_Source data:_

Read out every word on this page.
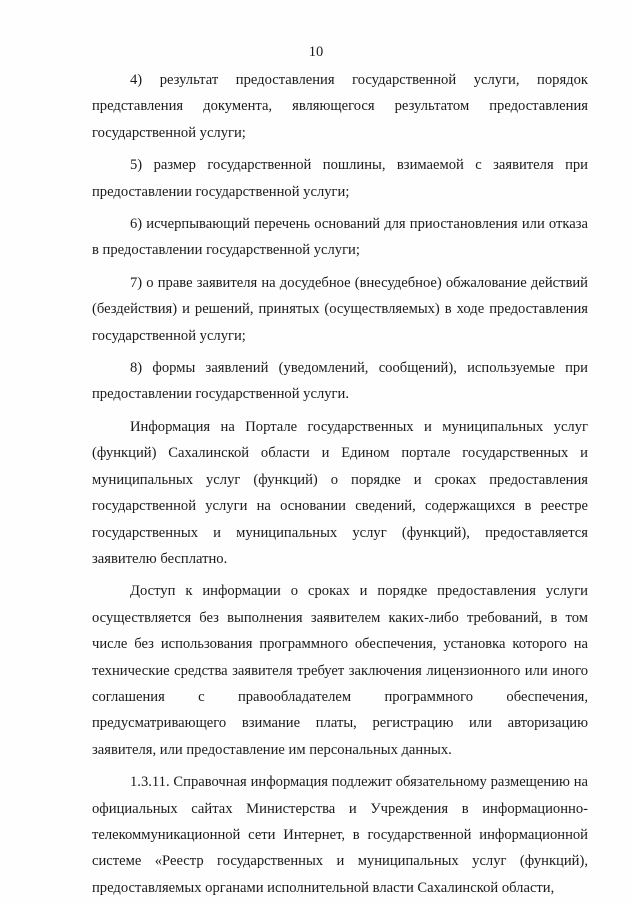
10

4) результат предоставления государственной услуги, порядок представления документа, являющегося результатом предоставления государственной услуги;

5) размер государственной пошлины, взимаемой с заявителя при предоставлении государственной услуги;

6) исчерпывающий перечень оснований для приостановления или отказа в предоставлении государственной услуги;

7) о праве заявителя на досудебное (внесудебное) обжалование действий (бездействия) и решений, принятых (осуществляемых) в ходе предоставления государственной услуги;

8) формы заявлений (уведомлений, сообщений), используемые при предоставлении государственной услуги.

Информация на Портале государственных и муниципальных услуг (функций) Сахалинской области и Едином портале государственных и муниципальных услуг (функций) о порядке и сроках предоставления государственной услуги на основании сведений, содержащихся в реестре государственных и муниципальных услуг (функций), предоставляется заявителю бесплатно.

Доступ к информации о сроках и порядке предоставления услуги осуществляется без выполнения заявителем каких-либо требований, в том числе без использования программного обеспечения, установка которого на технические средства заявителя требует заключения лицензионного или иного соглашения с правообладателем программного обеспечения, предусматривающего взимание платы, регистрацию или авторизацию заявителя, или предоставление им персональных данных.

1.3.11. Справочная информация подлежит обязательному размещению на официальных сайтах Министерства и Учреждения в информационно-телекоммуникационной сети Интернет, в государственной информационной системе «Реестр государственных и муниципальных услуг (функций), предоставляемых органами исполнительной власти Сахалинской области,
---
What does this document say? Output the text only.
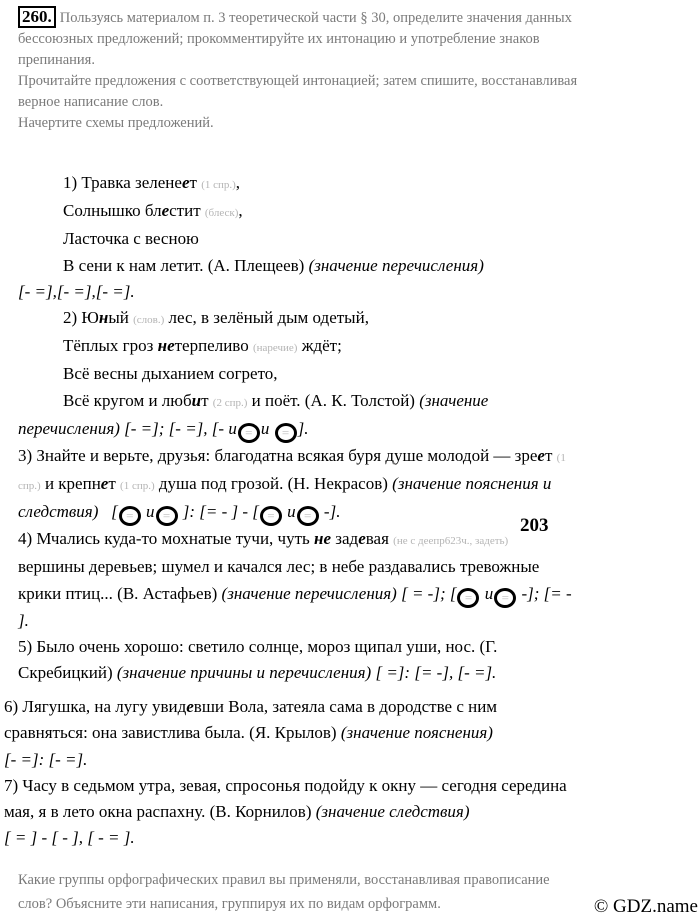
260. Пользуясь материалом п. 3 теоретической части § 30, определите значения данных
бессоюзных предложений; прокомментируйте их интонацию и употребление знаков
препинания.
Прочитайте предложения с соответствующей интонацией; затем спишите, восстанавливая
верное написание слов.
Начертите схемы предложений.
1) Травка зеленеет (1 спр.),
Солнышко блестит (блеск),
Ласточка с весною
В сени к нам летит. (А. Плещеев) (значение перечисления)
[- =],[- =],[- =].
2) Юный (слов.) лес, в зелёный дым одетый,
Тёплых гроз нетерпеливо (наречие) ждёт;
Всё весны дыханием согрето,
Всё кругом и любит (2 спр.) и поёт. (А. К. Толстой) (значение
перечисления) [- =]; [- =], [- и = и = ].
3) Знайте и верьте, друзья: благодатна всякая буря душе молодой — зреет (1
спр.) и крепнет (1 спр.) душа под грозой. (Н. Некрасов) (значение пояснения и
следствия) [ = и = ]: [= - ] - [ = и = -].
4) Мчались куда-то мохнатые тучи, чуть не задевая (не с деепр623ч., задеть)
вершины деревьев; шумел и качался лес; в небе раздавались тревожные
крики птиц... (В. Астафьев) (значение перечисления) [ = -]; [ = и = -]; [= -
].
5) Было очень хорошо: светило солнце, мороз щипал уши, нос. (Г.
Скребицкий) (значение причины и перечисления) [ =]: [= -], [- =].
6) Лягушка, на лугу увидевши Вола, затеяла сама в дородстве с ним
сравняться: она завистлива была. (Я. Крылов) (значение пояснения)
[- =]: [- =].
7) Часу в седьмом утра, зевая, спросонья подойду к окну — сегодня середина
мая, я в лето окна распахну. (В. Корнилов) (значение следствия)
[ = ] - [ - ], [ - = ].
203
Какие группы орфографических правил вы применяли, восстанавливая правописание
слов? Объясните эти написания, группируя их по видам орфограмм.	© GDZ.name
* * *
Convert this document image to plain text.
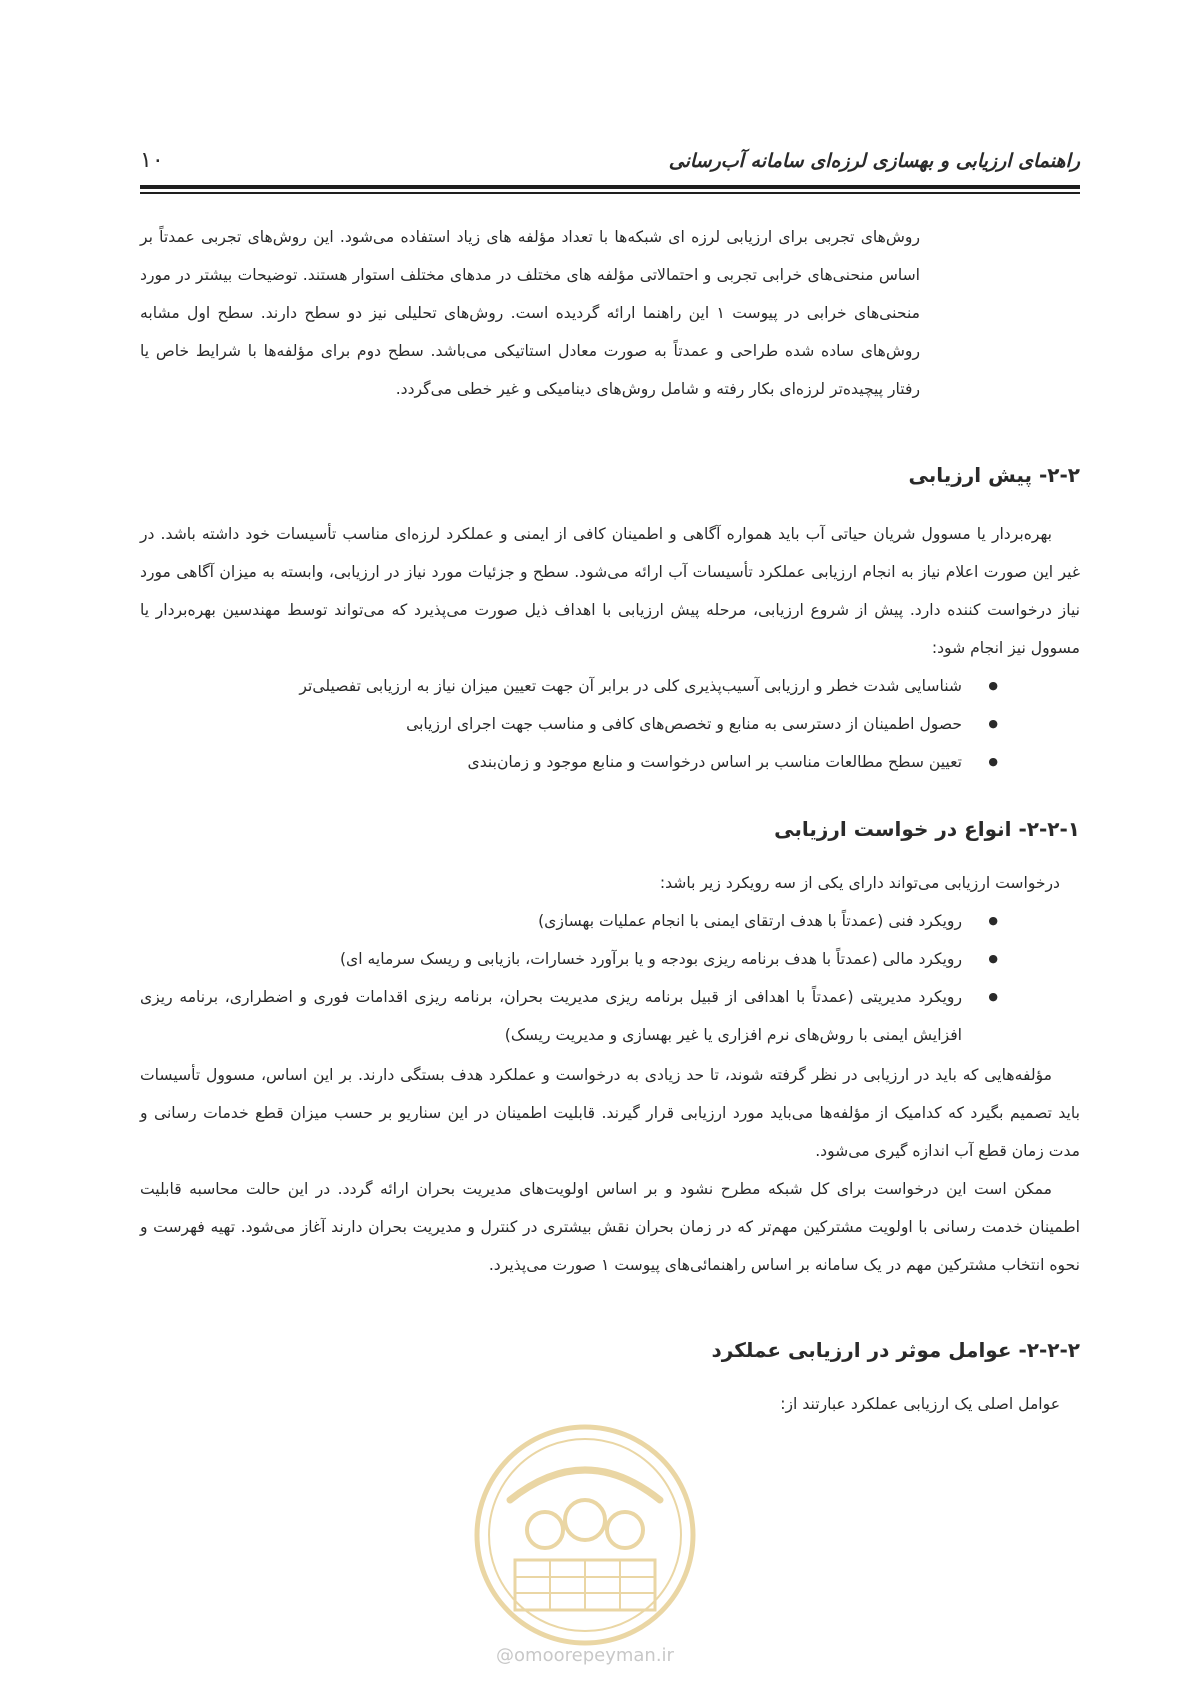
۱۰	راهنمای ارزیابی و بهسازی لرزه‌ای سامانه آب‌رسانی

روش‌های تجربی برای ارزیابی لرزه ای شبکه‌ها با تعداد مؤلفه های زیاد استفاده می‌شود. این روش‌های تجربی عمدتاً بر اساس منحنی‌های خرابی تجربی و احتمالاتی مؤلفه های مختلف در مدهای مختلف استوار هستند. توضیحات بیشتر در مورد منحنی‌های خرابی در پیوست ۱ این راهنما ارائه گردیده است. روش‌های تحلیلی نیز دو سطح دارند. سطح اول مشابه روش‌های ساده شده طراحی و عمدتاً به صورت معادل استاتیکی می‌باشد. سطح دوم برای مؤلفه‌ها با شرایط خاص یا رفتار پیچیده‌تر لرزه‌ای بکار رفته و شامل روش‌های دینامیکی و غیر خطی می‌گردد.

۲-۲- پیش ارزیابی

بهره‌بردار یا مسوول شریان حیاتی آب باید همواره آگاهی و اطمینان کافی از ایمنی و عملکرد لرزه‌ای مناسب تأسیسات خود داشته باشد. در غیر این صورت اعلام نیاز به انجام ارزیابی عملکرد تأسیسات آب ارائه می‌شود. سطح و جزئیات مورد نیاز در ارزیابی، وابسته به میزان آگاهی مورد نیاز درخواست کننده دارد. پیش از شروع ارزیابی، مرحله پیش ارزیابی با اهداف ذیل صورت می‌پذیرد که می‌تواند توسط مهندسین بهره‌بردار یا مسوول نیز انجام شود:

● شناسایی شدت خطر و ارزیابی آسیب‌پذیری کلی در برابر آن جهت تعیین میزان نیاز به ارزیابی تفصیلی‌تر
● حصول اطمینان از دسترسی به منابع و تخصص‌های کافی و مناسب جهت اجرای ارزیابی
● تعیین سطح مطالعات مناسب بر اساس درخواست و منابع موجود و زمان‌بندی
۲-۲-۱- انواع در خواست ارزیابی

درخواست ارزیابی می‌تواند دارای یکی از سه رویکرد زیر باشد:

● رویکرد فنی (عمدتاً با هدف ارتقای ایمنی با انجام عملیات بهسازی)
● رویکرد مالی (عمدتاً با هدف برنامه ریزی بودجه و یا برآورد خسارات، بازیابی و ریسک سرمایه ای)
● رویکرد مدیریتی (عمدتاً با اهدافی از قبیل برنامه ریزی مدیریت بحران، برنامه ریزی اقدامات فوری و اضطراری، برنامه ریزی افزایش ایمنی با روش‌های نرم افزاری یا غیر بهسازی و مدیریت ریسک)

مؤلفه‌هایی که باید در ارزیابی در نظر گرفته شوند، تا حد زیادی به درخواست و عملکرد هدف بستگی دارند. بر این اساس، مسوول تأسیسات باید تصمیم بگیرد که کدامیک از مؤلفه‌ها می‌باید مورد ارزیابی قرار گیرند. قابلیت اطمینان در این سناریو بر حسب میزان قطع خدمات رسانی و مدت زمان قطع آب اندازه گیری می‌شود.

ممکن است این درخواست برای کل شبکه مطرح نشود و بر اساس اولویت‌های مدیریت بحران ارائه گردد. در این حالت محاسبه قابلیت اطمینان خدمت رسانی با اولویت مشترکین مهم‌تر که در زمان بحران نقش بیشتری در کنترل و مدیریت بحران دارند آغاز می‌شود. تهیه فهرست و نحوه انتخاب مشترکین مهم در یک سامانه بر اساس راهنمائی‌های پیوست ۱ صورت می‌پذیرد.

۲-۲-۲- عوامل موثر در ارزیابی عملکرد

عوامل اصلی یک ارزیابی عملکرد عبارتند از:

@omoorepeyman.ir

_Directive:_ What is the number of lines in the records that contain the string "document"? Give only that number.

_Answer:_ 2